* [Instruction]:
Without omitting anything, return the records precisely as given.
BEGIN Rows
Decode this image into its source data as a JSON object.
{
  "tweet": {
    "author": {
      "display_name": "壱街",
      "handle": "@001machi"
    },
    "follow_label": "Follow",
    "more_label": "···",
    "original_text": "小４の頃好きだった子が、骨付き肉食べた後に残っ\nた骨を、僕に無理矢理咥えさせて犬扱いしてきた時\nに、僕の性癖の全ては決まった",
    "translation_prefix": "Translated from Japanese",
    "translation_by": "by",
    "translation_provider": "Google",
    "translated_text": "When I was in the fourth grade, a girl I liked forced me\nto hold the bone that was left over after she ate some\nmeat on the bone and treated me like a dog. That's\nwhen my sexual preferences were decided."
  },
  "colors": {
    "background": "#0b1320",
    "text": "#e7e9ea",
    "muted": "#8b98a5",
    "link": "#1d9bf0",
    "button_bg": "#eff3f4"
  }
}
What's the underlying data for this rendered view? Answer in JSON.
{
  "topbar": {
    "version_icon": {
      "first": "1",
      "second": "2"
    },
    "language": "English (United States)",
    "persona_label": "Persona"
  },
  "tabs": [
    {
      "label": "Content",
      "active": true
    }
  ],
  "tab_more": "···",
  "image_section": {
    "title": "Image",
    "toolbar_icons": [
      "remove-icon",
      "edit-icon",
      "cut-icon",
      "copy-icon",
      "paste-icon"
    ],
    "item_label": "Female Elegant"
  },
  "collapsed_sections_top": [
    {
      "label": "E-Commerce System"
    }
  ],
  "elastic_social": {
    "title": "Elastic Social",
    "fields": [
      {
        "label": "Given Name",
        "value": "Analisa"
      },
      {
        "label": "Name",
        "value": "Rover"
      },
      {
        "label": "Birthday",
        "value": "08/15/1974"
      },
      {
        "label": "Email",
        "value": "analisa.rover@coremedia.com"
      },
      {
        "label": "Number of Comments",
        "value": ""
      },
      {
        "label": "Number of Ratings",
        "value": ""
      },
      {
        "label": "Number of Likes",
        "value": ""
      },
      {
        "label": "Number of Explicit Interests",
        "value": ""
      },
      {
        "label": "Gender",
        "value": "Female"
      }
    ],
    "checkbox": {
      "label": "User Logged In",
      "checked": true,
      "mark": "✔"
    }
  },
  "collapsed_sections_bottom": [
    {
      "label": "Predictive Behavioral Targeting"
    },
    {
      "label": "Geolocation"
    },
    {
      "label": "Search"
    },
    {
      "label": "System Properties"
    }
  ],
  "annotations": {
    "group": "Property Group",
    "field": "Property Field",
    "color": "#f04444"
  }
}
END Rows
* [Full answer]:
Decode this image into its source data as a JSON object.
{
  "tweet": {
    "author": {
      "display_name": "壱街",
      "handle": "@001machi"
    },
    "follow_label": "Follow",
    "more_label": "···",
    "original_text": "小４の頃好きだった子が、骨付き肉食べた後に残っ\nた骨を、僕に無理矢理咥えさせて犬扱いしてきた時\nに、僕の性癖の全ては決まった",
    "translation_prefix": "Translated from Japanese",
    "translation_by": "by",
    "translation_provider": "Google",
    "translated_text": "When I was in the fourth grade, a girl I liked forced me\nto hold the bone that was left over after she ate some\nmeat on the bone and treated me like a dog. That's\nwhen my sexual preferences were decided."
  },
  "colors": {
    "background": "#0b1320",
    "text": "#e7e9ea",
    "muted": "#8b98a5",
    "link": "#1d9bf0",
    "button_bg": "#eff3f4"
  }
}
What's the underlying data for this rendered view? Answer in JSON.
{
  "topbar": {
    "version_icon": {
      "first": "1",
      "second": "2"
    },
    "language": "English (United States)",
    "persona_label": "Persona"
  },
  "tabs": [
    {
      "label": "Content",
      "active": true
    }
  ],
  "tab_more": "···",
  "image_section": {
    "title": "Image",
    "toolbar_icons": [
      "remove-icon",
      "edit-icon",
      "cut-icon",
      "copy-icon",
      "paste-icon"
    ],
    "item_label": "Female Elegant"
  },
  "collapsed_sections_top": [
    {
      "label": "E-Commerce System"
    }
  ],
  "elastic_social": {
    "title": "Elastic Social",
    "fields": [
      {
        "label": "Given Name",
        "value": "Analisa"
      },
      {
        "label": "Name",
        "value": "Rover"
      },
      {
        "label": "Birthday",
        "value": "08/15/1974"
      },
      {
        "label": "Email",
        "value": "analisa.rover@coremedia.com"
      },
      {
        "label": "Number of Comments",
        "value": ""
      },
      {
        "label": "Number of Ratings",
        "value": ""
      },
      {
        "label": "Number of Likes",
        "value": ""
      },
      {
        "label": "Number of Explicit Interests",
        "value": ""
      },
      {
        "label": "Gender",
        "value": "Female"
      }
    ],
    "checkbox": {
      "label": "User Logged In",
      "checked": true,
      "mark": "✔"
    }
  },
  "collapsed_sections_bottom": [
    {
      "label": "Predictive Behavioral Targeting"
    },
    {
      "label": "Geolocation"
    },
    {
      "label": "Search"
    },
    {
      "label": "System Properties"
    }
  ],
  "annotations": {
    "group": "Property Group",
    "field": "Property Field",
    "color": "#f04444"
  }
}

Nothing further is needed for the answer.